WRITTEN PROBLEM: Show every line where "Media" occurs.

##### PROVIDED RECORDS

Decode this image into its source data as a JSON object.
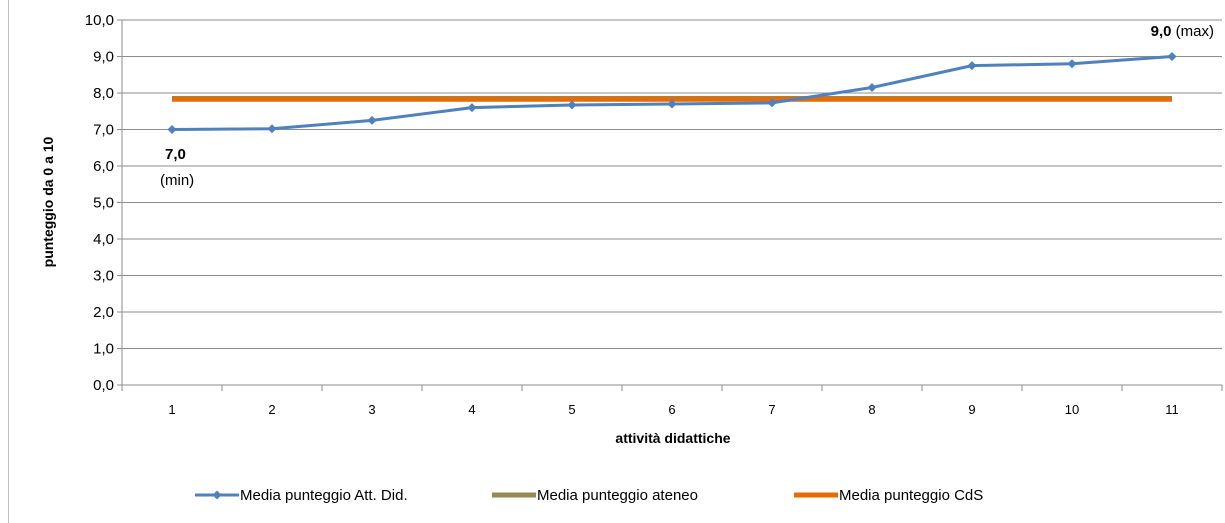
{
  "chart_data": {
    "type": "line",
    "x": [
      "1",
      "2",
      "3",
      "4",
      "5",
      "6",
      "7",
      "8",
      "9",
      "10",
      "11"
    ],
    "xlabel": "attività didattiche",
    "ylabel": "punteggio da 0 a 10",
    "ylim": [
      0,
      10
    ],
    "yticks": [
      "0,0",
      "1,0",
      "2,0",
      "3,0",
      "4,0",
      "5,0",
      "6,0",
      "7,0",
      "8,0",
      "9,0",
      "10,0"
    ],
    "grid": "horizontal",
    "legend_position": "bottom",
    "series": [
      {
        "name": "Media punteggio Att. Did.",
        "color": "#4f81bd",
        "marker": "diamond",
        "values": [
          7.0,
          7.02,
          7.25,
          7.6,
          7.67,
          7.7,
          7.73,
          8.15,
          8.75,
          8.8,
          9.0
        ]
      },
      {
        "name": "Media punteggio ateneo",
        "color": "#938953",
        "values": [
          7.85,
          7.85,
          7.85,
          7.85,
          7.85,
          7.85,
          7.85,
          7.85,
          7.85,
          7.85,
          7.85
        ]
      },
      {
        "name": "Media punteggio CdS",
        "color": "#e36c09",
        "values": [
          7.83,
          7.83,
          7.83,
          7.83,
          7.83,
          7.83,
          7.83,
          7.83,
          7.83,
          7.83,
          7.83
        ]
      }
    ],
    "annotations": [
      {
        "value": "7,0",
        "label": "(min)",
        "at_x": "1"
      },
      {
        "value": "9,0",
        "label": "(max)",
        "at_x": "11"
      }
    ]
  }
}
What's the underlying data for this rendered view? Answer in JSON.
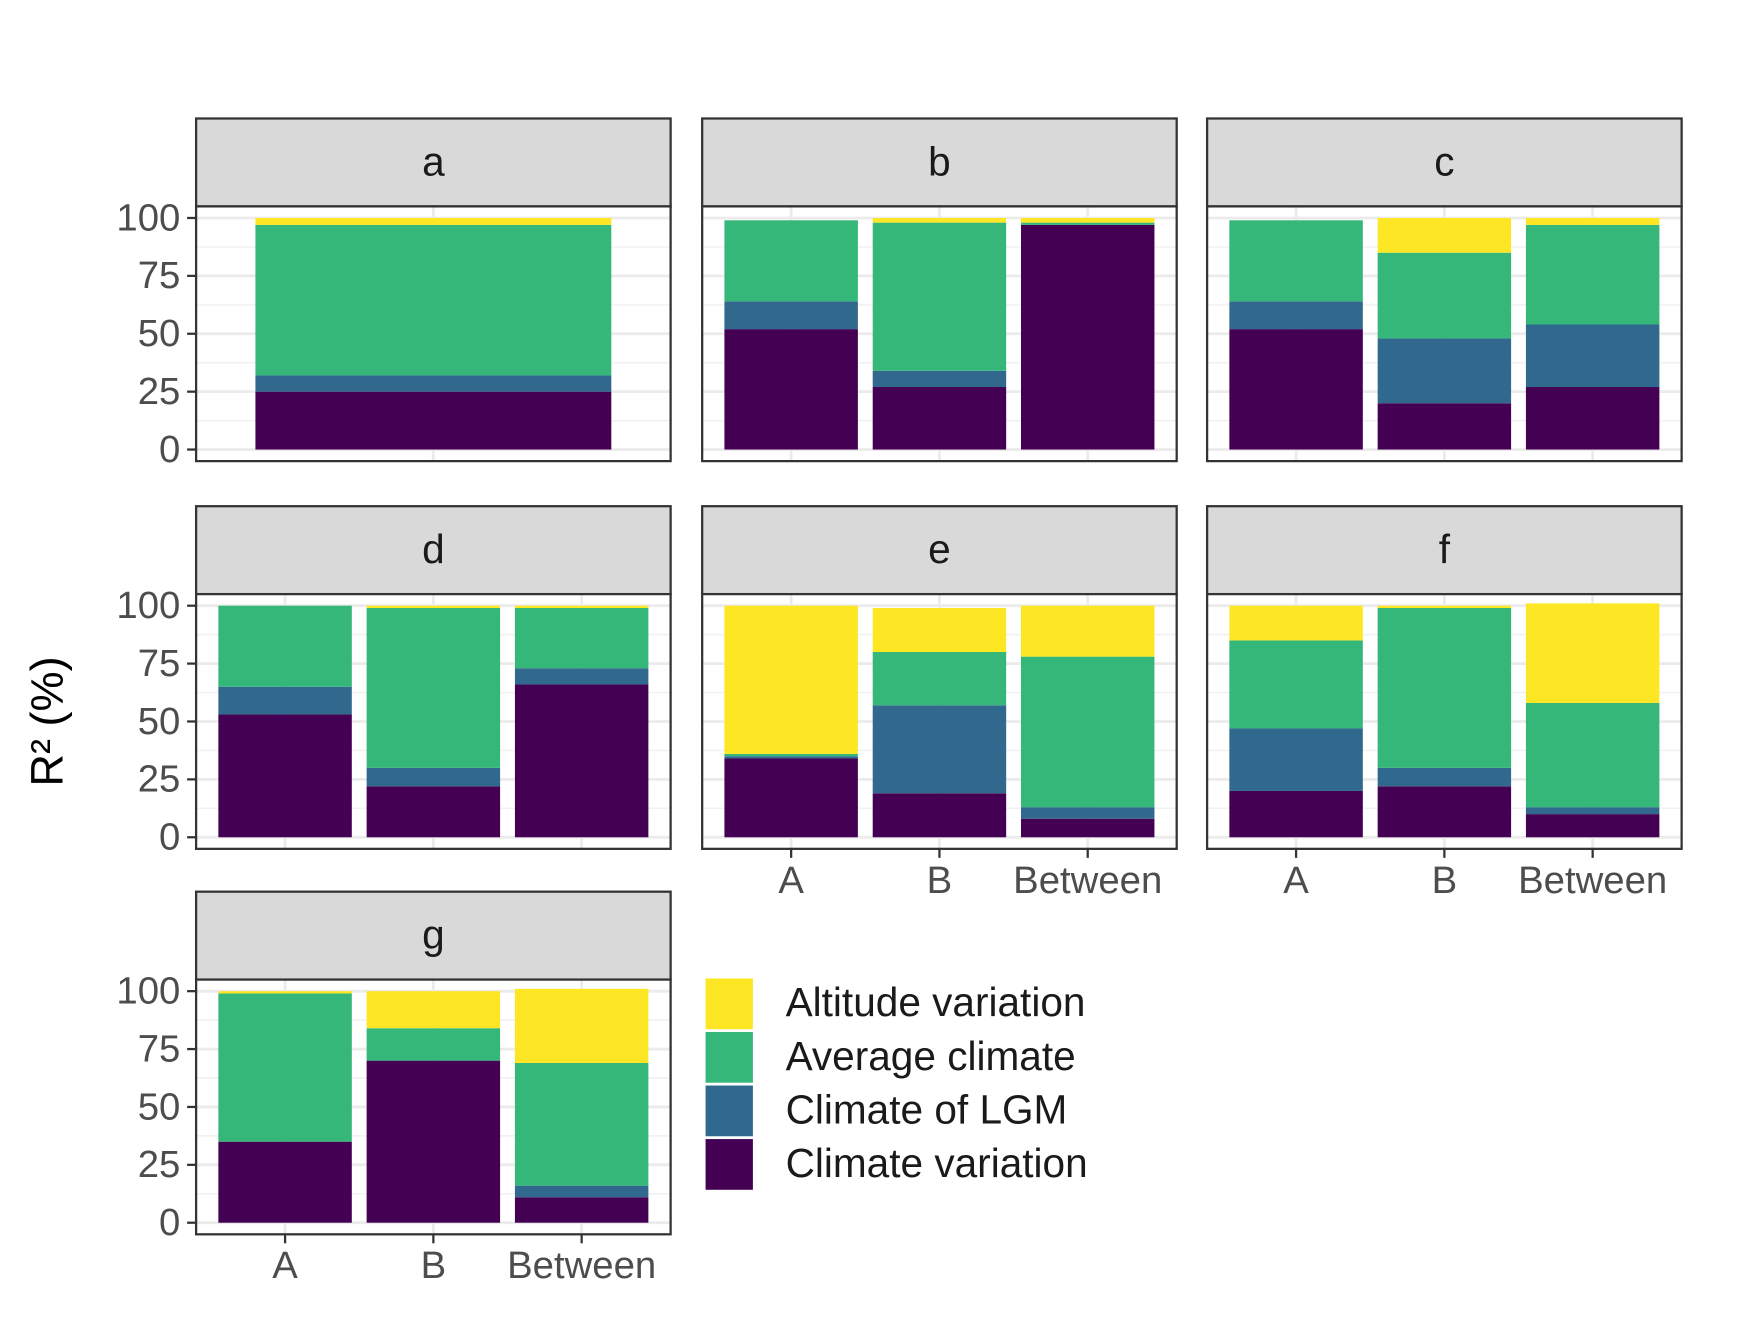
{
  "chart_data": {
    "type": "bar",
    "stacked": true,
    "ylabel": "R² (%)",
    "ylim": [
      -5,
      105
    ],
    "yticks": [
      0,
      25,
      50,
      75,
      100
    ],
    "grid": true,
    "series": [
      {
        "name": "Altitude variation",
        "color": "#fde725"
      },
      {
        "name": "Average climate",
        "color": "#35b779"
      },
      {
        "name": "Climate of LGM",
        "color": "#31688e"
      },
      {
        "name": "Climate variation",
        "color": "#440154"
      }
    ],
    "facets": [
      {
        "title": "a",
        "categories": [
          null
        ],
        "values": [
          [
            3
          ],
          [
            65
          ],
          [
            7
          ],
          [
            25
          ]
        ]
      },
      {
        "title": "b",
        "categories": [
          "A",
          "B",
          "Between"
        ],
        "values": [
          [
            0,
            2,
            2
          ],
          [
            35,
            64,
            1
          ],
          [
            12,
            7,
            0
          ],
          [
            52,
            27,
            97
          ]
        ]
      },
      {
        "title": "c",
        "categories": [
          "A",
          "B",
          "Between"
        ],
        "values": [
          [
            0,
            15,
            3
          ],
          [
            35,
            37,
            43
          ],
          [
            12,
            28,
            27
          ],
          [
            52,
            20,
            27
          ]
        ]
      },
      {
        "title": "d",
        "categories": [
          "A",
          "B",
          "Between"
        ],
        "values": [
          [
            0,
            1,
            1
          ],
          [
            35,
            69,
            26
          ],
          [
            12,
            8,
            7
          ],
          [
            53,
            22,
            66
          ]
        ]
      },
      {
        "title": "e",
        "categories": [
          "A",
          "B",
          "Between"
        ],
        "values": [
          [
            64,
            19,
            22
          ],
          [
            1,
            23,
            65
          ],
          [
            1,
            38,
            5
          ],
          [
            34,
            19,
            8
          ]
        ]
      },
      {
        "title": "f",
        "categories": [
          "A",
          "B",
          "Between"
        ],
        "values": [
          [
            15,
            1,
            43
          ],
          [
            38,
            69,
            45
          ],
          [
            27,
            8,
            3
          ],
          [
            20,
            22,
            10
          ]
        ]
      },
      {
        "title": "g",
        "categories": [
          "A",
          "B",
          "Between"
        ],
        "values": [
          [
            1,
            16,
            32
          ],
          [
            64,
            14,
            53
          ],
          [
            0,
            0,
            5
          ],
          [
            35,
            70,
            11
          ]
        ]
      }
    ]
  }
}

##########

TASK SOLUTION:
        "name": "Media punteggio Att. Did.",
        "name": "Media punteggio ateneo",
        "name": "Media punteggio CdS",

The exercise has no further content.